(Excerpt from a dataset)
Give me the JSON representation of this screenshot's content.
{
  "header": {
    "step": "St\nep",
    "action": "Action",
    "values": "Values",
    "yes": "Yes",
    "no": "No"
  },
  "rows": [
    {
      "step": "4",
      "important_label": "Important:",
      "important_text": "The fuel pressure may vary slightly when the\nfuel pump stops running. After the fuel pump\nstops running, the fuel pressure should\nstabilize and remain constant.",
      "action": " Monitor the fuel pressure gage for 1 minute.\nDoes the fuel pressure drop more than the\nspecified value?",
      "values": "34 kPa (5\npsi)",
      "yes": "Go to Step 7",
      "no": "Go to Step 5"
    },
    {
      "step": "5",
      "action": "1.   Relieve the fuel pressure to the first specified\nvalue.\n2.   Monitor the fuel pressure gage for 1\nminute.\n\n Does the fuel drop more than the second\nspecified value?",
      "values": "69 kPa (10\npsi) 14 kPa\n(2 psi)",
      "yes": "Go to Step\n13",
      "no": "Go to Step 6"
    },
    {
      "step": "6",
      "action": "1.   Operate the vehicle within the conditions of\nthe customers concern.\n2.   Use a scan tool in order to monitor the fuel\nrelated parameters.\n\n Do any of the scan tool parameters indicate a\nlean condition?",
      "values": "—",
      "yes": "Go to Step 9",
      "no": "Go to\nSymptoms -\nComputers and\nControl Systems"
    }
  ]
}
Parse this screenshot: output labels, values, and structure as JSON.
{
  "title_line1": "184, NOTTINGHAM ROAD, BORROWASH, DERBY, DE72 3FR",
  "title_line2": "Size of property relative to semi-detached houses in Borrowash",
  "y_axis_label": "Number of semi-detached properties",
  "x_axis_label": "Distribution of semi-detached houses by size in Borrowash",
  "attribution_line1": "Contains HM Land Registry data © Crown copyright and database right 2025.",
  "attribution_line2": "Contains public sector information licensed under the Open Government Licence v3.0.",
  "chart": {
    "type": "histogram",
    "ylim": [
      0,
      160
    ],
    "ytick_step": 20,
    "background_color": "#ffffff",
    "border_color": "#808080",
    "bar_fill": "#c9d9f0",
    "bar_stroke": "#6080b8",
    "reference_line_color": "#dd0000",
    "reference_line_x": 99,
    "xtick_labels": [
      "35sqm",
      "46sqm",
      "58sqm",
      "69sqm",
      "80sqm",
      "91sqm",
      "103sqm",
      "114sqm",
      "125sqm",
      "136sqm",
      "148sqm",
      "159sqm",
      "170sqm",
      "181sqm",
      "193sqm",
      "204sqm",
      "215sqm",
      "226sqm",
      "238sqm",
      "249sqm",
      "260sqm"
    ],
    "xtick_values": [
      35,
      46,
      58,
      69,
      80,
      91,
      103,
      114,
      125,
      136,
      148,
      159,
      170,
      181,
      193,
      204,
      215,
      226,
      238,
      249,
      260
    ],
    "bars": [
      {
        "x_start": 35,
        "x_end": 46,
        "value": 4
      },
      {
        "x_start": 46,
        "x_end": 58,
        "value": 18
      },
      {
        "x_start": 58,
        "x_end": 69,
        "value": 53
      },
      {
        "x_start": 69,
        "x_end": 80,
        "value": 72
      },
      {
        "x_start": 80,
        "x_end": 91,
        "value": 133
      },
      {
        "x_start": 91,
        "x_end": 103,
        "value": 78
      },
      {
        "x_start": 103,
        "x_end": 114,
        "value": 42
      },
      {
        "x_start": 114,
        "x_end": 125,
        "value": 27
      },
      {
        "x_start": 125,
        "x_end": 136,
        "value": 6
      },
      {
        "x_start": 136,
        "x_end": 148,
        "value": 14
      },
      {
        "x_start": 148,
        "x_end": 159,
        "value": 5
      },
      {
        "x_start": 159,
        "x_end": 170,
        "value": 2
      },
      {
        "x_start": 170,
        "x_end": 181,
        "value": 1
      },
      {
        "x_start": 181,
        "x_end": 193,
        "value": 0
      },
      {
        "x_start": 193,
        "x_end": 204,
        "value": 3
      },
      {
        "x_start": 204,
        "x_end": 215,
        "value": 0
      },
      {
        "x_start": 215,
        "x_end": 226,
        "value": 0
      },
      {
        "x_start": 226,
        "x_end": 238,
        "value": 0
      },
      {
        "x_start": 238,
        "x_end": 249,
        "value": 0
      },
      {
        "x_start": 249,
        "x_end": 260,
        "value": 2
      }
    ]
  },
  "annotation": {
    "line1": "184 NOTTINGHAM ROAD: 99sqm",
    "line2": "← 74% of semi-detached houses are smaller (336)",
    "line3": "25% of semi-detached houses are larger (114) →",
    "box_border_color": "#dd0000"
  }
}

**Work instructions:** The entries above must be returned in full, exactly as shown.

**Written reply:**
Give me the JSON representation of this screenshot's content.
{
  "header": {
    "step": "St\nep",
    "action": "Action",
    "values": "Values",
    "yes": "Yes",
    "no": "No"
  },
  "rows": [
    {
      "step": "4",
      "important_label": "Important:",
      "important_text": "The fuel pressure may vary slightly when the\nfuel pump stops running. After the fuel pump\nstops running, the fuel pressure should\nstabilize and remain constant.",
      "action": " Monitor the fuel pressure gage for 1 minute.\nDoes the fuel pressure drop more than the\nspecified value?",
      "values": "34 kPa (5\npsi)",
      "yes": "Go to Step 7",
      "no": "Go to Step 5"
    },
    {
      "step": "5",
      "action": "1.   Relieve the fuel pressure to the first specified\nvalue.\n2.   Monitor the fuel pressure gage for 1\nminute.\n\n Does the fuel drop more than the second\nspecified value?",
      "values": "69 kPa (10\npsi) 14 kPa\n(2 psi)",
      "yes": "Go to Step\n13",
      "no": "Go to Step 6"
    },
    {
      "step": "6",
      "action": "1.   Operate the vehicle within the conditions of\nthe customers concern.\n2.   Use a scan tool in order to monitor the fuel\nrelated parameters.\n\n Do any of the scan tool parameters indicate a\nlean condition?",
      "values": "—",
      "yes": "Go to Step 9",
      "no": "Go to\nSymptoms -\nComputers and\nControl Systems"
    }
  ]
}
Parse this screenshot: output labels, values, and structure as JSON.
{
  "title_line1": "184, NOTTINGHAM ROAD, BORROWASH, DERBY, DE72 3FR",
  "title_line2": "Size of property relative to semi-detached houses in Borrowash",
  "y_axis_label": "Number of semi-detached properties",
  "x_axis_label": "Distribution of semi-detached houses by size in Borrowash",
  "attribution_line1": "Contains HM Land Registry data © Crown copyright and database right 2025.",
  "attribution_line2": "Contains public sector information licensed under the Open Government Licence v3.0.",
  "chart": {
    "type": "histogram",
    "ylim": [
      0,
      160
    ],
    "ytick_step": 20,
    "background_color": "#ffffff",
    "border_color": "#808080",
    "bar_fill": "#c9d9f0",
    "bar_stroke": "#6080b8",
    "reference_line_color": "#dd0000",
    "reference_line_x": 99,
    "xtick_labels": [
      "35sqm",
      "46sqm",
      "58sqm",
      "69sqm",
      "80sqm",
      "91sqm",
      "103sqm",
      "114sqm",
      "125sqm",
      "136sqm",
      "148sqm",
      "159sqm",
      "170sqm",
      "181sqm",
      "193sqm",
      "204sqm",
      "215sqm",
      "226sqm",
      "238sqm",
      "249sqm",
      "260sqm"
    ],
    "xtick_values": [
      35,
      46,
      58,
      69,
      80,
      91,
      103,
      114,
      125,
      136,
      148,
      159,
      170,
      181,
      193,
      204,
      215,
      226,
      238,
      249,
      260
    ],
    "bars": [
      {
        "x_start": 35,
        "x_end": 46,
        "value": 4
      },
      {
        "x_start": 46,
        "x_end": 58,
        "value": 18
      },
      {
        "x_start": 58,
        "x_end": 69,
        "value": 53
      },
      {
        "x_start": 69,
        "x_end": 80,
        "value": 72
      },
      {
        "x_start": 80,
        "x_end": 91,
        "value": 133
      },
      {
        "x_start": 91,
        "x_end": 103,
        "value": 78
      },
      {
        "x_start": 103,
        "x_end": 114,
        "value": 42
      },
      {
        "x_start": 114,
        "x_end": 125,
        "value": 27
      },
      {
        "x_start": 125,
        "x_end": 136,
        "value": 6
      },
      {
        "x_start": 136,
        "x_end": 148,
        "value": 14
      },
      {
        "x_start": 148,
        "x_end": 159,
        "value": 5
      },
      {
        "x_start": 159,
        "x_end": 170,
        "value": 2
      },
      {
        "x_start": 170,
        "x_end": 181,
        "value": 1
      },
      {
        "x_start": 181,
        "x_end": 193,
        "value": 0
      },
      {
        "x_start": 193,
        "x_end": 204,
        "value": 3
      },
      {
        "x_start": 204,
        "x_end": 215,
        "value": 0
      },
      {
        "x_start": 215,
        "x_end": 226,
        "value": 0
      },
      {
        "x_start": 226,
        "x_end": 238,
        "value": 0
      },
      {
        "x_start": 238,
        "x_end": 249,
        "value": 0
      },
      {
        "x_start": 249,
        "x_end": 260,
        "value": 2
      }
    ]
  },
  "annotation": {
    "line1": "184 NOTTINGHAM ROAD: 99sqm",
    "line2": "← 74% of semi-detached houses are smaller (336)",
    "line3": "25% of semi-detached houses are larger (114) →",
    "box_border_color": "#dd0000"
  }
}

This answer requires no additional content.